Thursday, April 25, 2013

Pink Moon

We are experiencing the Full Pink Moon of April.  

How did it get it's name?

According to the Farmer's Almanac it is from Moss Pink, or Ground Phlox that grows so rampantly, or did long ago, at this time of year here in Indiana. 

Last summer I was gifted a huge mess of thinings of Moss Pink in the middle of the drought.

I am one of those that do not want to be ungrateful so I held it over best I could in a shade sunk under about 6 inches of water.

When I got a spare evening after the sun went down I planted it around the west side of the front porch hoping it would not turn into a nightmare of extraction in the coming years....


My life as been lived with connections all around me. 

I have been told "You know....not EVERYTHING is connected, right?!"

For me it is in some way or another. 

I feel sorry for those that do not make those connections. 

It seems life would have no meaning then. 


I saw it written and I saw it say
Pink moon is on it's way
And none of you stand so tall
Pink moon gonna get you all
It's a pink moon
Hey, it's a pink moon
It's a pink, pink, pink, pink, pink moon.
It's a pink, pink, pink, pink, pink moon.

I saw it written and I saw it say
Pink moon is on it's way
And none of you stand so tall
Pink moon gonna get you all
It's a pink moon
Yeah, it's a pink moon

Nick Drake



I have spent many years almost hoarding my love for an artist until I could not contain it any more. Facebook and other online forums have offered me the release valve to post my constant attention to this ghost of the music world. 

Listening to Nick Drake's music is like reading his personal diary.

Knowing his biography makes me sad for the life not loved. 

He loved his life, but he did not, perhaps, see the love he needed from the world. 

One of my favorite covers of one of his songs is from Elton John. 

I think Elton knew exactly what Nick was feeling and could embody the lyrics almost as well as Drake himself. 





Don't you have a word to show what may be done
Have you never heard a way to find the sun
Tell me all that you may know
Show me what you have to show
Won't you come and say
If you know the way to blue?

Have you seen the land living by the breeze
Can you understand a light among the trees
Tell me all that you may know
Show me what you have to show
Tell us all today
If you know the way to blue?

Look through time and find your rhyme
Tell us what you find
We will wait at your gate
Hoping like the blind.

Can you now recall all that you have known?
Will you never fall
When the light has flown?
Tell me all that you may know
Show me what you have to show
Won't you come and say
If you know the way to blue?

> THE TASKS:
A) In the Pink Moon post, whose cover of a Nick Drake song does the writer call a favorite?
B) Lay out the rows from the line with "Patent image size: (1020, 1152)." to the line with "The light line 38 is at (697, 886).", inclusive, as a JSON list of strings with one string per line, leaving out blank lines.

> DATA PROVIDED:
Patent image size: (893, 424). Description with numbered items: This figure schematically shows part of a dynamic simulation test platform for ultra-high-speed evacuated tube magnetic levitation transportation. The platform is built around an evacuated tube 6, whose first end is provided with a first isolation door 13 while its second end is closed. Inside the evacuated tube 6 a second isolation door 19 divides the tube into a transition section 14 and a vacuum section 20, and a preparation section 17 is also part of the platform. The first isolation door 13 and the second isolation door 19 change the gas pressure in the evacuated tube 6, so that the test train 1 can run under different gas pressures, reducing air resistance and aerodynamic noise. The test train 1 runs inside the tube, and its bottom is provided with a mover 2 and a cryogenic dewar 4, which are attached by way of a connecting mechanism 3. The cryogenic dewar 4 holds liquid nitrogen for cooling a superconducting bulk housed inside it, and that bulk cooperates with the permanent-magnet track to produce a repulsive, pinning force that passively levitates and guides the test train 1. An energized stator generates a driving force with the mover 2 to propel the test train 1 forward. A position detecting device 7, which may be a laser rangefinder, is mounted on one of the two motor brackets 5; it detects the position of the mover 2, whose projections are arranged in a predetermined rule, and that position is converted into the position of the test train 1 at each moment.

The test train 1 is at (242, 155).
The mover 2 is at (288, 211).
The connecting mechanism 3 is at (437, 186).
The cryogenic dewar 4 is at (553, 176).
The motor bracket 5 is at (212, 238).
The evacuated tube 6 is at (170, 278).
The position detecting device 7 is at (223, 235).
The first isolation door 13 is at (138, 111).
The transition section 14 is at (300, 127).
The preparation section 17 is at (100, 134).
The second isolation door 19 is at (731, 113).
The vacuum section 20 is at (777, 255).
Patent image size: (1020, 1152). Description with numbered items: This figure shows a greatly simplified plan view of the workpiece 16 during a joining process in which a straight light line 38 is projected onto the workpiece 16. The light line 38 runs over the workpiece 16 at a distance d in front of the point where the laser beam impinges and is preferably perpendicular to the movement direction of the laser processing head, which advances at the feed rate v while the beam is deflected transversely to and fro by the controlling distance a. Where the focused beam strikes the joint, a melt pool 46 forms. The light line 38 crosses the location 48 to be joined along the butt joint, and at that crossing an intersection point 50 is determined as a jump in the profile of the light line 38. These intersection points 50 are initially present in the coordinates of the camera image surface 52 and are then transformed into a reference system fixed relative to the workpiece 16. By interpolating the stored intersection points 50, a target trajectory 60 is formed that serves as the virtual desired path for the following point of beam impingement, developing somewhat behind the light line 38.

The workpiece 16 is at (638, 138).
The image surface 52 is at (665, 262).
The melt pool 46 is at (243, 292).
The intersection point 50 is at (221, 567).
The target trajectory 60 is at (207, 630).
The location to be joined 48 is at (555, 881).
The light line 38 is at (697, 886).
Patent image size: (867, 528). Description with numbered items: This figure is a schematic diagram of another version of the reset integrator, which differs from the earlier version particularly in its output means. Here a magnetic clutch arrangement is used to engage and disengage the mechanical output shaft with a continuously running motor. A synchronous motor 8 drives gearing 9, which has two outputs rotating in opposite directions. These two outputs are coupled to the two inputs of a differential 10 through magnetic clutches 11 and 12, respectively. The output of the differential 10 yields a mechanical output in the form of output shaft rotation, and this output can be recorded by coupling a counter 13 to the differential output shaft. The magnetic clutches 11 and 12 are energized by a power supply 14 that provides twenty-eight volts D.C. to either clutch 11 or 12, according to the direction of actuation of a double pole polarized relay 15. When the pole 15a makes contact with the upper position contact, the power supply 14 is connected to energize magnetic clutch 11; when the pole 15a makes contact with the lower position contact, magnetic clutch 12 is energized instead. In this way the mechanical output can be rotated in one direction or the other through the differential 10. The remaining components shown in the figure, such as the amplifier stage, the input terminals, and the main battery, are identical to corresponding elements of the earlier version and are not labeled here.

> TASK-BY-TASK SOLUTIONS:
A) Elton John's.

B)
[
  "Patent image size: (1020, 1152). Description with numbered items: This figure shows a greatly simplified plan view of the workpiece 16 during a joining process in which a straight light line 38 is projected onto the workpiece 16. The light line 38 runs over the workpiece 16 at a distance d in front of the point where the laser beam impinges and is preferably perpendicular to the movement direction of the laser processing head, which advances at the feed rate v while the beam is deflected transversely to and fro by the controlling distance a. Where the focused beam strikes the joint, a melt pool 46 forms. The light line 38 crosses the location 48 to be joined along the butt joint, and at that crossing an intersection point 50 is determined as a jump in the profile of the light line 38. These intersection points 50 are initially present in the coordinates of the camera image surface 52 and are then transformed into a reference system fixed relative to the workpiece 16. By interpolating the stored intersection points 50, a target trajectory 60 is formed that serves as the virtual desired path for the following point of beam impingement, developing somewhat behind the light line 38.",
  "The workpiece 16 is at (638, 138).",
  "The image surface 52 is at (665, 262).",
  "The melt pool 46 is at (243, 292).",
  "The intersection point 50 is at (221, 567).",
  "The target trajectory 60 is at (207, 630).",
  "The location to be joined 48 is at (555, 881).",
  "The light line 38 is at (697, 886)."
]